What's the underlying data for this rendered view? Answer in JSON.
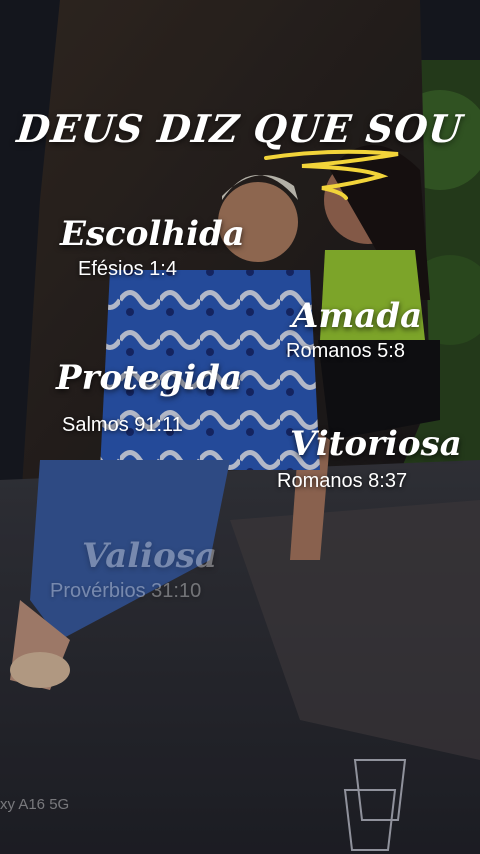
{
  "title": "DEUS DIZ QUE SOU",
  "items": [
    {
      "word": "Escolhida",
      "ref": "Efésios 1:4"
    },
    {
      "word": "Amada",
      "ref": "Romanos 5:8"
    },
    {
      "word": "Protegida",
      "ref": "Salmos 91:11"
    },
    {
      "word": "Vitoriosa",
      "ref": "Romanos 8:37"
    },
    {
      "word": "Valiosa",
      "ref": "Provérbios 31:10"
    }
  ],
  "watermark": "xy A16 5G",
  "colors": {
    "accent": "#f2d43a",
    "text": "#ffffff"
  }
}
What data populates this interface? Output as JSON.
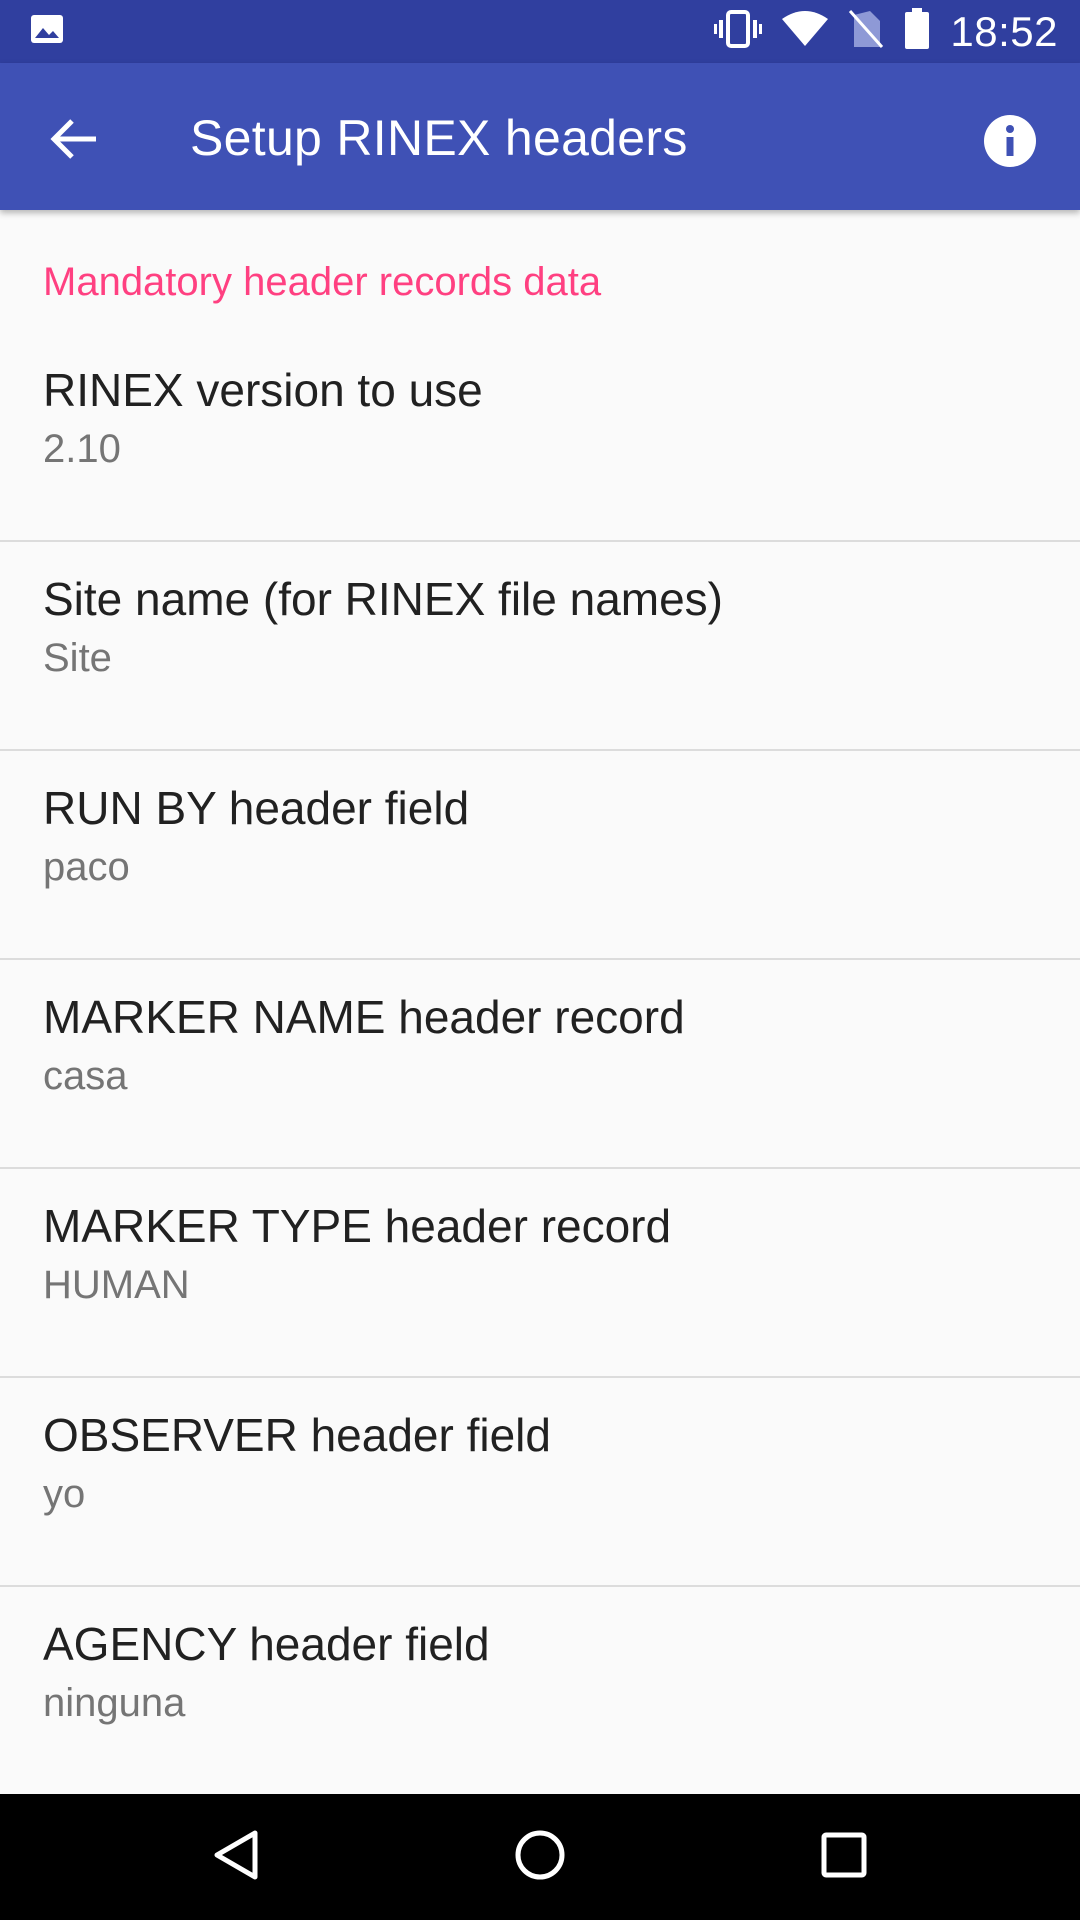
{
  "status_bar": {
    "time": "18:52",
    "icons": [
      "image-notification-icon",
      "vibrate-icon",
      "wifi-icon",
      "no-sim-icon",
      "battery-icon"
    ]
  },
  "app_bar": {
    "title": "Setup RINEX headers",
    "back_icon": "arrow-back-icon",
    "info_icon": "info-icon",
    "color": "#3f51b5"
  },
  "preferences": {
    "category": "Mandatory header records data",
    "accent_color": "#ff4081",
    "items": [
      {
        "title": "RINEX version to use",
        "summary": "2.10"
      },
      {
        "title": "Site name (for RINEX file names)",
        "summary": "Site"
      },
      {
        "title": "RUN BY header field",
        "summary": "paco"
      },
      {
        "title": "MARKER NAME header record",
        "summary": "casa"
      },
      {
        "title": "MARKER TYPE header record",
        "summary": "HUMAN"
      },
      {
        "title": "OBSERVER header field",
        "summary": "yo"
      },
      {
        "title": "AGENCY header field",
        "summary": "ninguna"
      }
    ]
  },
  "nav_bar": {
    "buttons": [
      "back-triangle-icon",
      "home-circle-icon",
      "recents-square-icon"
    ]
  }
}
========
__TASK TO CARRY OUT__
Which lines of the material contain the string "data"? List each of them.

__TASK SOLUTION__
What's the underlying data for this rendered view? Answer in JSON.
What data populates this interface? Output as JSON.
    "category": "Mandatory header records data",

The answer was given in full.